• EXTRAIT DU DOCUMENT
◆ ◆ ◆ ◆
Deux séries exigences s'imposent aux agriculteurs et peuvent être contrôlées :

- les exigences réglementaires en matière de gestion (ERMG), qui s'appliquent à tous les agriculteurs, qu'ils bénéficient ou non d'une aide au titre de la PAC, et qui portent sur le secteur de l'environnement, de la santé publique, de la santé végétale et du bien-être animal ;

- les bonnes conditions agricoles et environnementales (BCAE), qui ne s'appliquent qu'aux agriculteurs bénéficiant d'une aide au titre de la PAC, et qui concerne les conditions environnementales à respecter.

S'agissant du volet BCAE, les agriculteurs qui bénéficient d'aides de la PAC doivent respecter les normes relatives :

- au maintien d'une certaine part de prairies permanentes dans la superficie agricole totale (BCAE 1) ;

- à la protection des zones humides et des tourbières (BCAE 2) ;

- au maintien de la matière organique et de la structure du sol par une interdiction de brûler les chaumes arables (BCAE 3) ;

- à la protection de l'eau par la mise en place de bandes tampons le long des cours d'eau (BCAE 4) ;

- à la prévention de l'érosion des sols par des pratiques pertinentes (BCAE 5) ;

- à la protection des sols en définissant des règles relatives à la couverture minimale des sols (BCAE 6) ;

- à la préservation du potentiel du sol grâce à la rotation des cultures (BCAE 7) ;

- au maintien des zones non productives et les particularités topographiques pour garantir le maintien des particularités topographiques (BCAE 8) ;

- à la protection des prairies permanentes écologiquement sensibles dans les sites Natura 2000 (BCAE 9).
◆ ◆ ◆ ◆
Poursuivez le passage sur les normes BCAE imposées aux agriculteurs à partir du point où il s'arrête.

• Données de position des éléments
◆ ◆ ◆ ◆
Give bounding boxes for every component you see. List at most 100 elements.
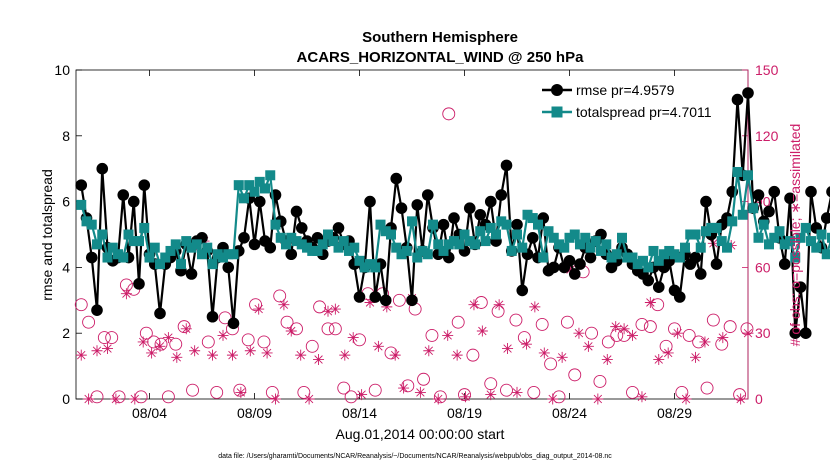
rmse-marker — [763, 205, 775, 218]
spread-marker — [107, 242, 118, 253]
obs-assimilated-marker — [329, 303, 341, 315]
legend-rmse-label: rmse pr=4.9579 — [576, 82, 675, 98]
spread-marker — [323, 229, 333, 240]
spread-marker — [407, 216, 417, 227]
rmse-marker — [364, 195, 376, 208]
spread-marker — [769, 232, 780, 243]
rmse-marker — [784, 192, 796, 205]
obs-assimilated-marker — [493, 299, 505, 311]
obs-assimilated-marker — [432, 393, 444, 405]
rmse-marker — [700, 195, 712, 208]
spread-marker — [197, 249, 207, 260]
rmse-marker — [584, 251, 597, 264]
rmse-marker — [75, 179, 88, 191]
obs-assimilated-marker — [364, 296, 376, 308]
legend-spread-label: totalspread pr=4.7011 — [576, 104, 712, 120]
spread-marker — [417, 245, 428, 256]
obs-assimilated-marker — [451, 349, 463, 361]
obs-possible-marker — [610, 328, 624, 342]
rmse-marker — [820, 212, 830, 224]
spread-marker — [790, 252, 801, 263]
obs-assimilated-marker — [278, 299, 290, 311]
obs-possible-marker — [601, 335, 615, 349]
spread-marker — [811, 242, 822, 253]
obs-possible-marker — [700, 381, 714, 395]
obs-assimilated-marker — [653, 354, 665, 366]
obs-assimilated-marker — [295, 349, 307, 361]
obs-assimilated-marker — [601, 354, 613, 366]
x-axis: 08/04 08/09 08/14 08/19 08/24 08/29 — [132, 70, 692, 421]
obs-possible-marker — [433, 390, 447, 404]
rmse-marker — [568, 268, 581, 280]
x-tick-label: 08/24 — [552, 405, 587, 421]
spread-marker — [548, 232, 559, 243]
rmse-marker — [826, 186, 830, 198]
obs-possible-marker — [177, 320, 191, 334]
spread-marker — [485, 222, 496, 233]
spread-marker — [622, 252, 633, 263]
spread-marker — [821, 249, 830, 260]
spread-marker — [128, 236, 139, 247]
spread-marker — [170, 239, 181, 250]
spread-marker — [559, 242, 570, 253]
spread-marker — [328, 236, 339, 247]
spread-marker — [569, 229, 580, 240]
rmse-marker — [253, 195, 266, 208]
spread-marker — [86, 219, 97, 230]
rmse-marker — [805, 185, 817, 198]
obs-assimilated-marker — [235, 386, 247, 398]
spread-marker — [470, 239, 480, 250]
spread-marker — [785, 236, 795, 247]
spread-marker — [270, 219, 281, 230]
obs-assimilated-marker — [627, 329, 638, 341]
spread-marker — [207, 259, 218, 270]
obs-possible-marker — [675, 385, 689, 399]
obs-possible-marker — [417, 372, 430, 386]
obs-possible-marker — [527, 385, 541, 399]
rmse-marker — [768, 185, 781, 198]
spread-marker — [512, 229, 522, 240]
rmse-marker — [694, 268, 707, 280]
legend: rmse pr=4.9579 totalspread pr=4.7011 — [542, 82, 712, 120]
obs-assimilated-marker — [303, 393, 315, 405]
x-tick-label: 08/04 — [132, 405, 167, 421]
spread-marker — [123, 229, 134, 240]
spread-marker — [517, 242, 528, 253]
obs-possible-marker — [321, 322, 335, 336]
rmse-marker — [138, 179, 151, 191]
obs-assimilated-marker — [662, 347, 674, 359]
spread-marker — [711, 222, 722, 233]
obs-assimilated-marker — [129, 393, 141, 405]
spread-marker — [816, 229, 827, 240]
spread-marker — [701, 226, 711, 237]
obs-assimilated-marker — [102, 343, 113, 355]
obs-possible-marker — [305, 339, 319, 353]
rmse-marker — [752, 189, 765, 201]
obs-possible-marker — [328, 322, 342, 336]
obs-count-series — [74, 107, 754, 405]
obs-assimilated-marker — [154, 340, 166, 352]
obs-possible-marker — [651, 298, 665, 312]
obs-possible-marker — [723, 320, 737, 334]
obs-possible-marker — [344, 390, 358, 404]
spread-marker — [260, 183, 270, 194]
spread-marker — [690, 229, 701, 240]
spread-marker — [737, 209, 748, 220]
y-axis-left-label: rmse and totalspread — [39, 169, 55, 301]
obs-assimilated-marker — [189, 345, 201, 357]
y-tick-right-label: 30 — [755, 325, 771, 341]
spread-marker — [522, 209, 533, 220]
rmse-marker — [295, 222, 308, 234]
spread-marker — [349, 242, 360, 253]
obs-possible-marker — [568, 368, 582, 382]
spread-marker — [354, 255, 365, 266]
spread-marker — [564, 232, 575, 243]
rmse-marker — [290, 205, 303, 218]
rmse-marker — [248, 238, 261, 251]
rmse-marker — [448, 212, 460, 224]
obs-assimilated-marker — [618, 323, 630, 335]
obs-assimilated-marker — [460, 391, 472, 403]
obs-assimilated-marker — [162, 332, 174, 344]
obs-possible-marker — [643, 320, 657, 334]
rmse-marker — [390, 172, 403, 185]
◆ ◆ ◆ ◆
• RÉPONSE ÉCRITE
En cas de non-respect de ces normes, et en fonction de la gravité et de la persistance des manquements, un pourcentage de réduction est affecté à chaque anomalie, pouvant aller de 1 % à 100 %. Ce taux de réduction est ensuite appliqué à l'ensemble des aides versées au titre de la campagne contrôlée.

· Lors de son audition le 11 juin dernier, M. Xavier Bertrand, président du conseil régional des Hauts-de-France, a rappelé avec raison que « la meilleure garantie du maintien de l'emploi et de l'activité réside dans le niveau des investissements consentis par les entreprises. Lorsqu'une entreprise met 500 millions ou 1 milliard d'euros sur la table, nous pouvons assortir notre aide de toutes les contreparties que nous voulons, nous savons que son projet s'inscrit dans la durée. »

(2) Une réflexion sur les conditionnalités relancée par la crise sanitaire
(a) Le plan de relance : un rendez-vous manqué en termes de conditionnalité des aides

Lors de la présentation du plan de relance en septembre 2020 par le ministre de l'économie, des finances et de la relance, M. Bruno Le Maire, la question des engagements des entreprises en contrepartie des prêts garantis aux entreprises (PGE) et de l'activité partielle de longue durée (APLD) a rapidement émergé dans le débat public.

Afin de ne pas compromettre la rapidité du déploiement du plan de relance, le Gouvernement a repoussé l'idée d'une conditionnalité en indiquant préférer une « charte des engagements pour les entreprises »466(*). Cependant, cette annonce ne s'est traduite par aucune action, et c'est une initiative du législateur qui a mis en place des éléments de conditionnalité dans le cadre du plan de relance.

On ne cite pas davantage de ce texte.